For the listing below, give the count of lines containing "content", and no other text.
[Start of Available records]
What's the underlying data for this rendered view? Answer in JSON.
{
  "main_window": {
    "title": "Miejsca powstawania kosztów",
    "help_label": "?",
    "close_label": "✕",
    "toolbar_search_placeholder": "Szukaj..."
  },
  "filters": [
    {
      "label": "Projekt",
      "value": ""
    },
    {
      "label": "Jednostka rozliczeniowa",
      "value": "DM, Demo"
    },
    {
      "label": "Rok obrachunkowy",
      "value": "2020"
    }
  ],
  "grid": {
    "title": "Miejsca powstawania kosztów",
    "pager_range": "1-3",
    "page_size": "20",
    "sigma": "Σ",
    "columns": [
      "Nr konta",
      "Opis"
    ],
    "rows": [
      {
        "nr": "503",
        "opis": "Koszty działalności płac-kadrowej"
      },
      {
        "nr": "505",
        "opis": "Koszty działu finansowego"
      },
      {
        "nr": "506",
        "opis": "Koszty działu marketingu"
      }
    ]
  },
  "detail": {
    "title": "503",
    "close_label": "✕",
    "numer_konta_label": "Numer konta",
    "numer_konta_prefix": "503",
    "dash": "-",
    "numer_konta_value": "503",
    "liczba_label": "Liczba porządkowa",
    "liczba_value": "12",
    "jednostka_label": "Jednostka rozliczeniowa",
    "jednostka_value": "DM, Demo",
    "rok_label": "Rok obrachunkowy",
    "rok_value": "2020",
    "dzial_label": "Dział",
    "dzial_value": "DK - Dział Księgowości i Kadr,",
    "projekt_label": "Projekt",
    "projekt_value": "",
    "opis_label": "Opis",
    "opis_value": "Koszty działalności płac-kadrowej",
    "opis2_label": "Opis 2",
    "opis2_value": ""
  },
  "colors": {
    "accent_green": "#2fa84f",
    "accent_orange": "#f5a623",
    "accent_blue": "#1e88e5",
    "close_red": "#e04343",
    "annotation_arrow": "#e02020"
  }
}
[End of Available records]
[Start of Available records]
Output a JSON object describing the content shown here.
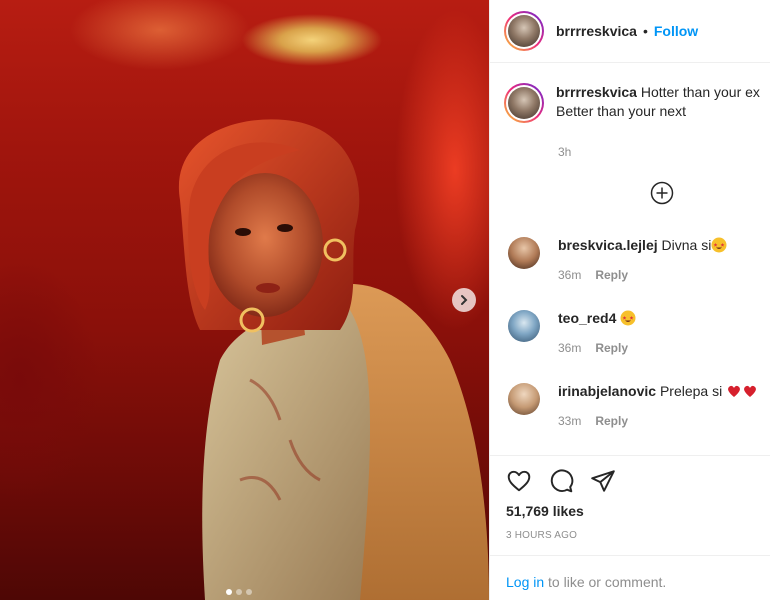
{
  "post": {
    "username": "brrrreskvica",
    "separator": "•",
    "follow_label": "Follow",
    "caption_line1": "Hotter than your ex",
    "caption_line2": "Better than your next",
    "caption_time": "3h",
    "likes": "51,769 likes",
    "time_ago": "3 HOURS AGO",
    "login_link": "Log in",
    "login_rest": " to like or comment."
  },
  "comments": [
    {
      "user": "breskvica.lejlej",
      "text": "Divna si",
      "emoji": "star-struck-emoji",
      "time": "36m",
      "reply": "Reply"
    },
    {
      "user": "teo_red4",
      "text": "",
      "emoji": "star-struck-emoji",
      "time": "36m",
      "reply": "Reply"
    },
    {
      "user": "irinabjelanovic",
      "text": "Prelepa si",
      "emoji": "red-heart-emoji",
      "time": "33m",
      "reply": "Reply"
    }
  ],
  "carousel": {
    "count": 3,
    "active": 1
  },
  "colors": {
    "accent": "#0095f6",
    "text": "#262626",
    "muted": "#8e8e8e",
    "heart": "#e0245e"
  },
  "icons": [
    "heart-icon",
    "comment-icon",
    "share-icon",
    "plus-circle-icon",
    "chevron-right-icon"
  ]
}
[End of Available records]
[Start of Available records]
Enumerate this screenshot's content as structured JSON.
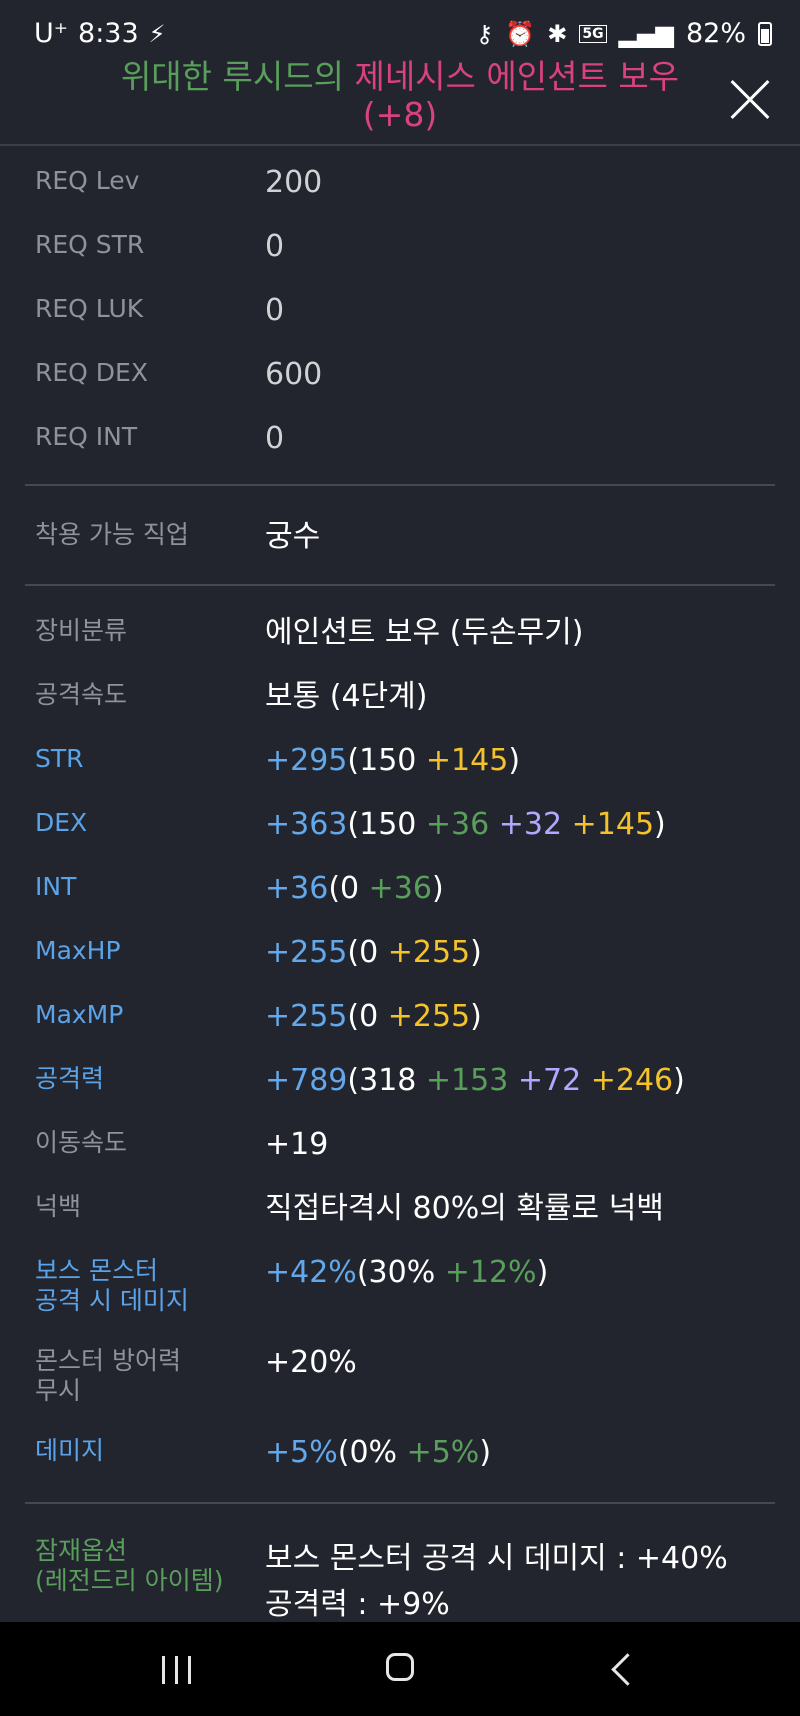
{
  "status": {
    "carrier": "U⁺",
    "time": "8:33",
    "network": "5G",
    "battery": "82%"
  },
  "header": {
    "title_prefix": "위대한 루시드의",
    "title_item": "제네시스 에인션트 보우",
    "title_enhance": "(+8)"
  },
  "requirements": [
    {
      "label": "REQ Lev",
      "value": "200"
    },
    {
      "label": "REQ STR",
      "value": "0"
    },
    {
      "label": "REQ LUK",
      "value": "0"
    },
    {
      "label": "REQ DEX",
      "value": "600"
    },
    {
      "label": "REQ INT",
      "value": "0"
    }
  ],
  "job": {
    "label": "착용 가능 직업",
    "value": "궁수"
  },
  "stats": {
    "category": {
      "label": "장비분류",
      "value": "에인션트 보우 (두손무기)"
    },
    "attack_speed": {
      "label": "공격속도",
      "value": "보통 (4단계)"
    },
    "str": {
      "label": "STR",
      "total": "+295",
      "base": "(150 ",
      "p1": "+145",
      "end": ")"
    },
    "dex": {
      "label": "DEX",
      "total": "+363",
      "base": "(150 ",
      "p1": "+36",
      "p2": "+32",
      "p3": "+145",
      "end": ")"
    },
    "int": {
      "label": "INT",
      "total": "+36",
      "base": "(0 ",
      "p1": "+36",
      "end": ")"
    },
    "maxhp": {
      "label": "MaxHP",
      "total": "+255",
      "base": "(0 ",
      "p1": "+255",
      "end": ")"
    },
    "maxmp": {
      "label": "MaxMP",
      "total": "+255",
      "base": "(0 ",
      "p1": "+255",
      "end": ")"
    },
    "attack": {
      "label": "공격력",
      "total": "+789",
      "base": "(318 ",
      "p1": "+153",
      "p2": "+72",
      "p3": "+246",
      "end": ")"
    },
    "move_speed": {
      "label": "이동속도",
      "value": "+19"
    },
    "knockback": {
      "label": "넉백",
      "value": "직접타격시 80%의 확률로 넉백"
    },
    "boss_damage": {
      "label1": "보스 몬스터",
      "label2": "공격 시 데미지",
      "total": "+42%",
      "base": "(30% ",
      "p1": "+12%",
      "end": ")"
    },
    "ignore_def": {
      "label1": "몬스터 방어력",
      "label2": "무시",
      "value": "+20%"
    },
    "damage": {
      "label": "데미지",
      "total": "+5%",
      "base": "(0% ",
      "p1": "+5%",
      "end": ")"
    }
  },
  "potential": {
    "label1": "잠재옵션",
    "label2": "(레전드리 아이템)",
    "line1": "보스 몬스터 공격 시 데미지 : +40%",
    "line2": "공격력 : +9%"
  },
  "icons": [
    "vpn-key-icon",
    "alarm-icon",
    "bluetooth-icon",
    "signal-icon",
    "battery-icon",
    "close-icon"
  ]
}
[End of Available records]
▸ **Task solution**
2